● **What you are asked to do**: Write out the entries below once more, exactly, with the pictures left out.

● **Listed records**:
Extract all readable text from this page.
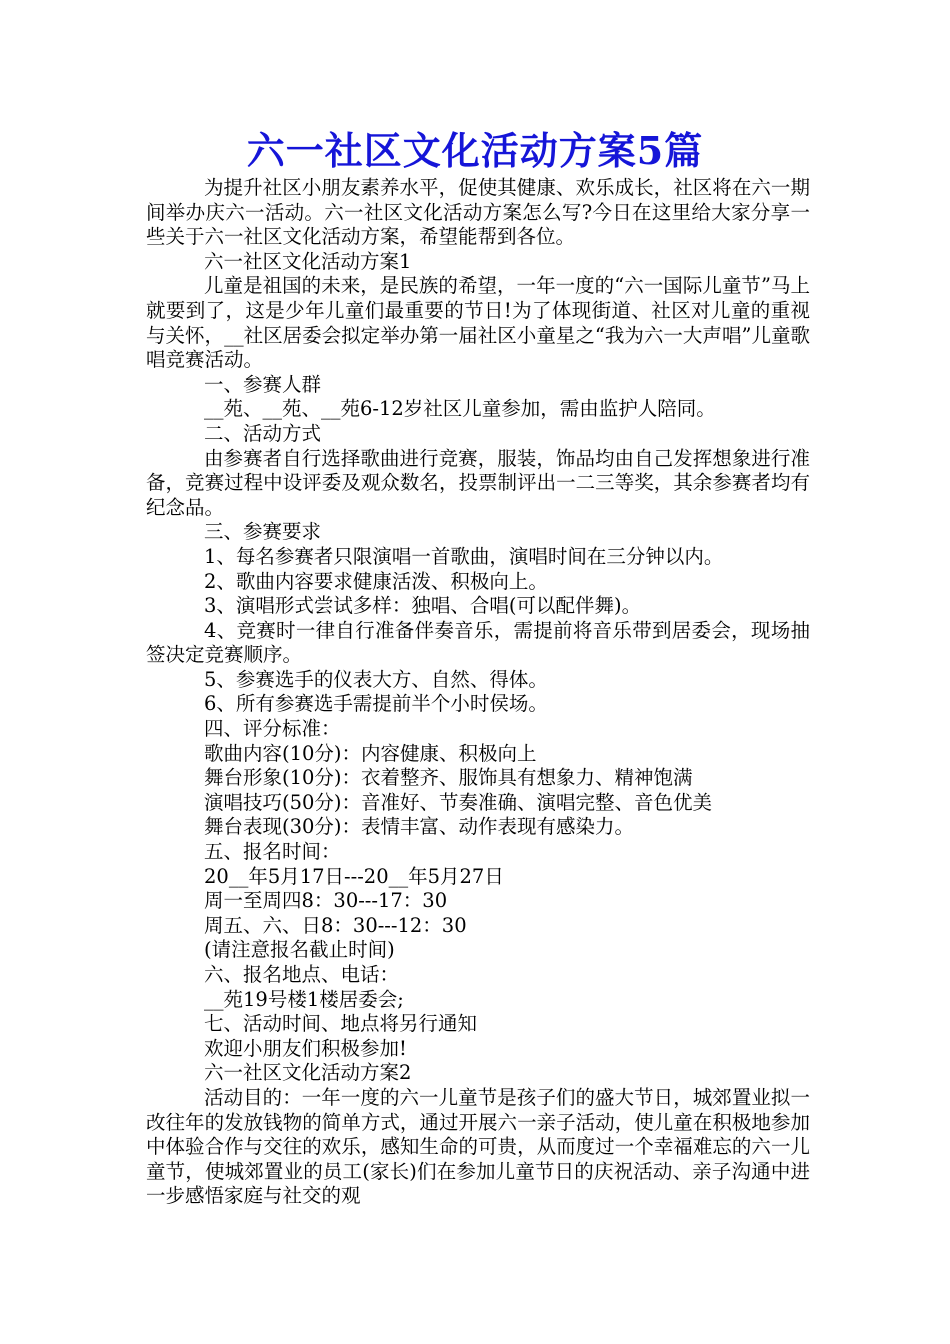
六一社区文化活动方案5篇

为提升社区小朋友素养水平，促使其健康、欢乐成长，社区将在六一期间举办庆六一活动。六一社区文化活动方案怎么写?今日在这里给大家分享一些关于六一社区文化活动方案，希望能帮到各位。

六一社区文化活动方案1

儿童是祖国的未来，是民族的希望，一年一度的“六一国际儿童节”马上就要到了，这是少年儿童们最重要的节日!为了体现街道、社区对儿童的重视与关怀，__社区居委会拟定举办第一届社区小童星之“我为六一大声唱”儿童歌唱竞赛活动。

一、参赛人群

__苑、__苑、__苑6-12岁社区儿童参加，需由监护人陪同。

二、活动方式

由参赛者自行选择歌曲进行竞赛，服装，饰品均由自己发挥想象进行准备，竞赛过程中设评委及观众数名，投票制评出一二三等奖，其余参赛者均有纪念品。

三、参赛要求

1、每名参赛者只限演唱一首歌曲，演唱时间在三分钟以内。

2、歌曲内容要求健康活泼、积极向上。

3、演唱形式尝试多样：独唱、合唱(可以配伴舞)。

4、竞赛时一律自行准备伴奏音乐，需提前将音乐带到居委会，现场抽签决定竞赛顺序。

5、参赛选手的仪表大方、自然、得体。

6、所有参赛选手需提前半个小时侯场。

四、评分标准：

歌曲内容(10分)：内容健康、积极向上

舞台形象(10分)：衣着整齐、服饰具有想象力、精神饱满

演唱技巧(50分)：音准好、节奏准确、演唱完整、音色优美

舞台表现(30分)：表情丰富、动作表现有感染力。

五、报名时间：

20__年5月17日---20__年5月27日

周一至周四8：30---17：30

周五、六、日8：30---12：30

(请注意报名截止时间)

六、报名地点、电话：

__苑19号楼1楼居委会;

七、活动时间、地点将另行通知

欢迎小朋友们积极参加!

六一社区文化活动方案2

活动目的：一年一度的六一儿童节是孩子们的盛大节日，城郊置业拟一改往年的发放钱物的简单方式，通过开展六一亲子活动，使儿童在积极地参加中体验合作与交往的欢乐，感知生命的可贵，从而度过一个幸福难忘的六一儿童节，使城郊置业的员工(家长)们在参加儿童节日的庆祝活动、亲子沟通中进一步感悟家庭与社交的观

● **Finished exercise**:
Extract all readable text from this page.
六一社区文化活动方案5篇

为提升社区小朋友素养水平，促使其健康、欢乐成长，社区将在六一期间举办庆六一活动。六一社区文化活动方案怎么写?今日在这里给大家分享一些关于六一社区文化活动方案，希望能帮到各位。

六一社区文化活动方案1

儿童是祖国的未来，是民族的希望，一年一度的“六一国际儿童节”马上就要到了，这是少年儿童们最重要的节日!为了体现街道、社区对儿童的重视与关怀，__社区居委会拟定举办第一届社区小童星之“我为六一大声唱”儿童歌唱竞赛活动。

一、参赛人群

__苑、__苑、__苑6-12岁社区儿童参加，需由监护人陪同。

二、活动方式

由参赛者自行选择歌曲进行竞赛，服装，饰品均由自己发挥想象进行准备，竞赛过程中设评委及观众数名，投票制评出一二三等奖，其余参赛者均有纪念品。

三、参赛要求

1、每名参赛者只限演唱一首歌曲，演唱时间在三分钟以内。

2、歌曲内容要求健康活泼、积极向上。

3、演唱形式尝试多样：独唱、合唱(可以配伴舞)。

4、竞赛时一律自行准备伴奏音乐，需提前将音乐带到居委会，现场抽签决定竞赛顺序。

5、参赛选手的仪表大方、自然、得体。

6、所有参赛选手需提前半个小时侯场。

四、评分标准：

歌曲内容(10分)：内容健康、积极向上

舞台形象(10分)：衣着整齐、服饰具有想象力、精神饱满

演唱技巧(50分)：音准好、节奏准确、演唱完整、音色优美

舞台表现(30分)：表情丰富、动作表现有感染力。

五、报名时间：

20__年5月17日---20__年5月27日

周一至周四8：30---17：30

周五、六、日8：30---12：30

(请注意报名截止时间)

六、报名地点、电话：

__苑19号楼1楼居委会;

七、活动时间、地点将另行通知

欢迎小朋友们积极参加!

六一社区文化活动方案2

活动目的：一年一度的六一儿童节是孩子们的盛大节日，城郊置业拟一改往年的发放钱物的简单方式，通过开展六一亲子活动，使儿童在积极地参加中体验合作与交往的欢乐，感知生命的可贵，从而度过一个幸福难忘的六一儿童节，使城郊置业的员工(家长)们在参加儿童节日的庆祝活动、亲子沟通中进一步感悟家庭与社交的观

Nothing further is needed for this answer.